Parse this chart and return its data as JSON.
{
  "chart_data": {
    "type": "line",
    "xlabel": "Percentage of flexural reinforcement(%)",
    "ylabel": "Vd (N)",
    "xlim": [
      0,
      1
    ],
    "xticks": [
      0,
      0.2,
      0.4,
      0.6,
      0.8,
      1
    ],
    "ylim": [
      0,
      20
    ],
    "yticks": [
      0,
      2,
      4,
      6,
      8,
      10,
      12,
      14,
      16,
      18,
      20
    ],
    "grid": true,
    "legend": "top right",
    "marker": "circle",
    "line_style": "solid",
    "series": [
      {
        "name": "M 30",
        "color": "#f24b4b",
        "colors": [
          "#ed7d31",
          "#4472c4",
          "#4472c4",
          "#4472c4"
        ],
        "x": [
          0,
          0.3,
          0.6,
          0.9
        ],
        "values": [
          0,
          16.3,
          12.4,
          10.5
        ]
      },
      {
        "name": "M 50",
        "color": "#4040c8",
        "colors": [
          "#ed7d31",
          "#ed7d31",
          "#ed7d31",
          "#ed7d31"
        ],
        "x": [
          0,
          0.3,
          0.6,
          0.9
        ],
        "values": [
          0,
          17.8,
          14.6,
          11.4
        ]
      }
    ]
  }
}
■ ■ ■
Print out every record again, exactly and in full.

Parse this chart and return its data as JSON.
{
  "chart_data": {
    "type": "line",
    "xlabel": "Percentage of flexural reinforcement(%)",
    "ylabel": "Vd (N)",
    "xlim": [
      0,
      1
    ],
    "xticks": [
      0,
      0.2,
      0.4,
      0.6,
      0.8,
      1
    ],
    "ylim": [
      0,
      20
    ],
    "yticks": [
      0,
      2,
      4,
      6,
      8,
      10,
      12,
      14,
      16,
      18,
      20
    ],
    "grid": true,
    "legend": "top right",
    "marker": "circle",
    "line_style": "solid",
    "series": [
      {
        "name": "M 30",
        "color": "#f24b4b",
        "colors": [
          "#ed7d31",
          "#4472c4",
          "#4472c4",
          "#4472c4"
        ],
        "x": [
          0,
          0.3,
          0.6,
          0.9
        ],
        "values": [
          0,
          16.3,
          12.4,
          10.5
        ]
      },
      {
        "name": "M 50",
        "color": "#4040c8",
        "colors": [
          "#ed7d31",
          "#ed7d31",
          "#ed7d31",
          "#ed7d31"
        ],
        "x": [
          0,
          0.3,
          0.6,
          0.9
        ],
        "values": [
          0,
          17.8,
          14.6,
          11.4
        ]
      }
    ]
  }
}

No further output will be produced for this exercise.